# REQUIREMENTS
Please transcribe the data below exactly. Leave the pictures out.

[Excerpts from a figure dataset]
^^^^

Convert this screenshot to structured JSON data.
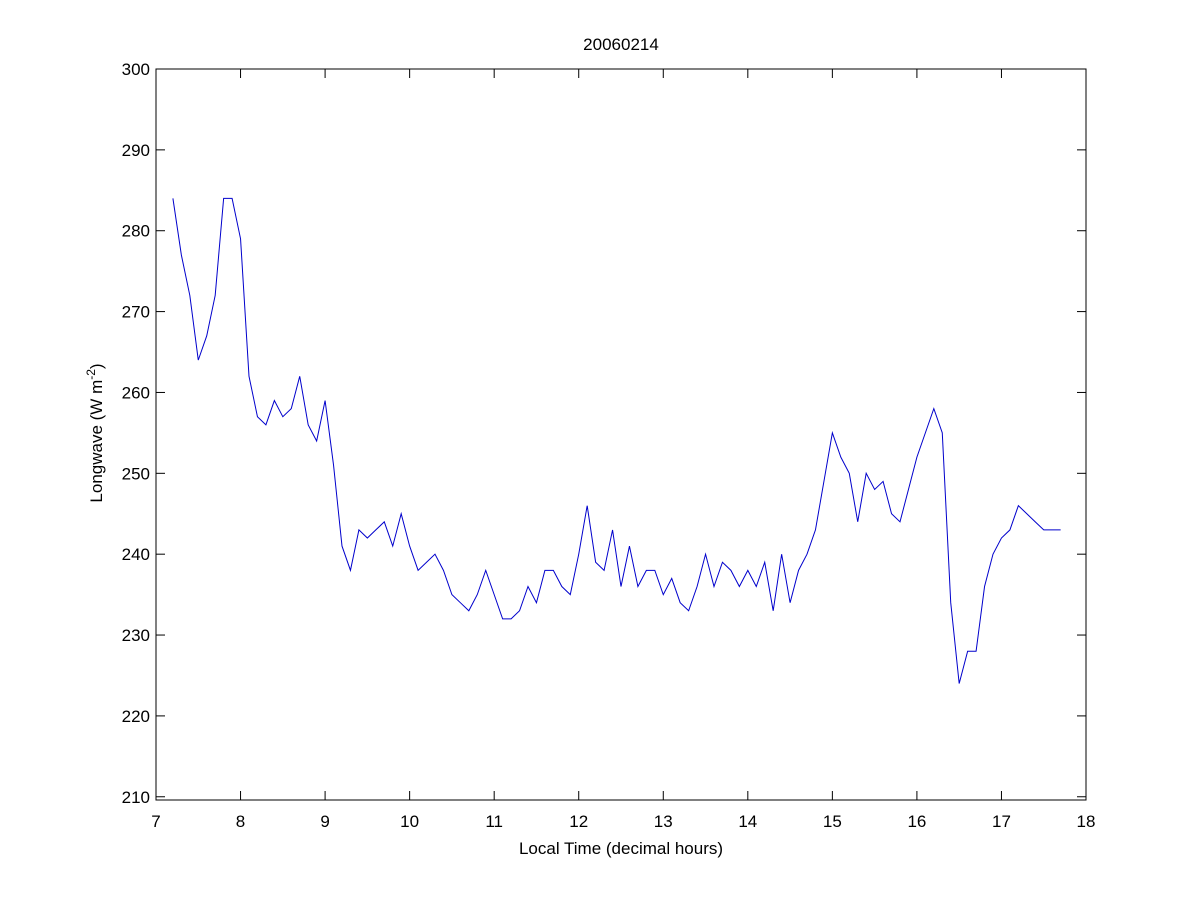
{
  "chart_data": {
    "type": "line",
    "title": "20060214",
    "x_label": "Local Time (decimal hours)",
    "y_label": {
      "text": "Longwave (W m",
      "superscript": "-2",
      "suffix": ")"
    },
    "xlim": [
      7,
      18
    ],
    "xticks": [
      7,
      8,
      9,
      10,
      11,
      12,
      13,
      14,
      15,
      16,
      17,
      18
    ],
    "ylim": [
      209.6,
      300
    ],
    "yticks": [
      210,
      220,
      230,
      240,
      250,
      260,
      270,
      280,
      290,
      300
    ],
    "grid": false,
    "x": [
      7.2,
      7.3,
      7.4,
      7.5,
      7.6,
      7.7,
      7.8,
      7.9,
      8.0,
      8.1,
      8.2,
      8.3,
      8.4,
      8.5,
      8.6,
      8.7,
      8.8,
      8.9,
      9.0,
      9.1,
      9.2,
      9.3,
      9.4,
      9.5,
      9.6,
      9.7,
      9.8,
      9.9,
      10.0,
      10.1,
      10.2,
      10.3,
      10.4,
      10.5,
      10.6,
      10.7,
      10.8,
      10.9,
      11.0,
      11.1,
      11.2,
      11.3,
      11.4,
      11.5,
      11.6,
      11.7,
      11.8,
      11.9,
      12.0,
      12.1,
      12.2,
      12.3,
      12.4,
      12.5,
      12.6,
      12.7,
      12.8,
      12.9,
      13.0,
      13.1,
      13.2,
      13.3,
      13.4,
      13.5,
      13.6,
      13.7,
      13.8,
      13.9,
      14.0,
      14.1,
      14.2,
      14.3,
      14.4,
      14.5,
      14.6,
      14.7,
      14.8,
      14.9,
      15.0,
      15.1,
      15.2,
      15.3,
      15.4,
      15.5,
      15.6,
      15.7,
      15.8,
      15.9,
      16.0,
      16.1,
      16.2,
      16.3,
      16.4,
      16.5,
      16.6,
      16.7,
      16.8,
      16.9,
      17.0,
      17.1,
      17.2,
      17.3,
      17.4,
      17.5,
      17.6,
      17.7
    ],
    "series": [
      {
        "color": "#0000cc",
        "values": [
          284,
          277,
          272,
          264,
          267,
          272,
          284,
          284,
          279,
          262,
          257,
          256,
          259,
          257,
          258,
          262,
          256,
          254,
          259,
          251,
          241,
          238,
          243,
          242,
          243,
          244,
          241,
          245,
          241,
          238,
          239,
          240,
          238,
          235,
          234,
          233,
          235,
          238,
          235,
          232,
          232,
          233,
          236,
          234,
          238,
          238,
          236,
          235,
          240,
          246,
          239,
          238,
          243,
          236,
          241,
          236,
          238,
          238,
          235,
          237,
          234,
          233,
          236,
          240,
          236,
          239,
          238,
          236,
          238,
          236,
          239,
          233,
          240,
          234,
          238,
          240,
          243,
          249,
          255,
          252,
          250,
          244,
          250,
          248,
          249,
          245,
          244,
          248,
          252,
          255,
          258,
          255,
          234,
          224,
          228,
          228,
          236,
          240,
          242,
          243,
          246,
          245,
          244,
          243,
          243,
          243
        ]
      }
    ]
  }
}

^^^^

# OUTPUT FOR THIS EXERCISE
Convert this screenshot to structured JSON data.
{
  "chart_data": {
    "type": "line",
    "title": "20060214",
    "x_label": "Local Time (decimal hours)",
    "y_label": {
      "text": "Longwave (W m",
      "superscript": "-2",
      "suffix": ")"
    },
    "xlim": [
      7,
      18
    ],
    "xticks": [
      7,
      8,
      9,
      10,
      11,
      12,
      13,
      14,
      15,
      16,
      17,
      18
    ],
    "ylim": [
      209.6,
      300
    ],
    "yticks": [
      210,
      220,
      230,
      240,
      250,
      260,
      270,
      280,
      290,
      300
    ],
    "grid": false,
    "x": [
      7.2,
      7.3,
      7.4,
      7.5,
      7.6,
      7.7,
      7.8,
      7.9,
      8.0,
      8.1,
      8.2,
      8.3,
      8.4,
      8.5,
      8.6,
      8.7,
      8.8,
      8.9,
      9.0,
      9.1,
      9.2,
      9.3,
      9.4,
      9.5,
      9.6,
      9.7,
      9.8,
      9.9,
      10.0,
      10.1,
      10.2,
      10.3,
      10.4,
      10.5,
      10.6,
      10.7,
      10.8,
      10.9,
      11.0,
      11.1,
      11.2,
      11.3,
      11.4,
      11.5,
      11.6,
      11.7,
      11.8,
      11.9,
      12.0,
      12.1,
      12.2,
      12.3,
      12.4,
      12.5,
      12.6,
      12.7,
      12.8,
      12.9,
      13.0,
      13.1,
      13.2,
      13.3,
      13.4,
      13.5,
      13.6,
      13.7,
      13.8,
      13.9,
      14.0,
      14.1,
      14.2,
      14.3,
      14.4,
      14.5,
      14.6,
      14.7,
      14.8,
      14.9,
      15.0,
      15.1,
      15.2,
      15.3,
      15.4,
      15.5,
      15.6,
      15.7,
      15.8,
      15.9,
      16.0,
      16.1,
      16.2,
      16.3,
      16.4,
      16.5,
      16.6,
      16.7,
      16.8,
      16.9,
      17.0,
      17.1,
      17.2,
      17.3,
      17.4,
      17.5,
      17.6,
      17.7
    ],
    "series": [
      {
        "color": "#0000cc",
        "values": [
          284,
          277,
          272,
          264,
          267,
          272,
          284,
          284,
          279,
          262,
          257,
          256,
          259,
          257,
          258,
          262,
          256,
          254,
          259,
          251,
          241,
          238,
          243,
          242,
          243,
          244,
          241,
          245,
          241,
          238,
          239,
          240,
          238,
          235,
          234,
          233,
          235,
          238,
          235,
          232,
          232,
          233,
          236,
          234,
          238,
          238,
          236,
          235,
          240,
          246,
          239,
          238,
          243,
          236,
          241,
          236,
          238,
          238,
          235,
          237,
          234,
          233,
          236,
          240,
          236,
          239,
          238,
          236,
          238,
          236,
          239,
          233,
          240,
          234,
          238,
          240,
          243,
          249,
          255,
          252,
          250,
          244,
          250,
          248,
          249,
          245,
          244,
          248,
          252,
          255,
          258,
          255,
          234,
          224,
          228,
          228,
          236,
          240,
          242,
          243,
          246,
          245,
          244,
          243,
          243,
          243
        ]
      }
    ]
  }
}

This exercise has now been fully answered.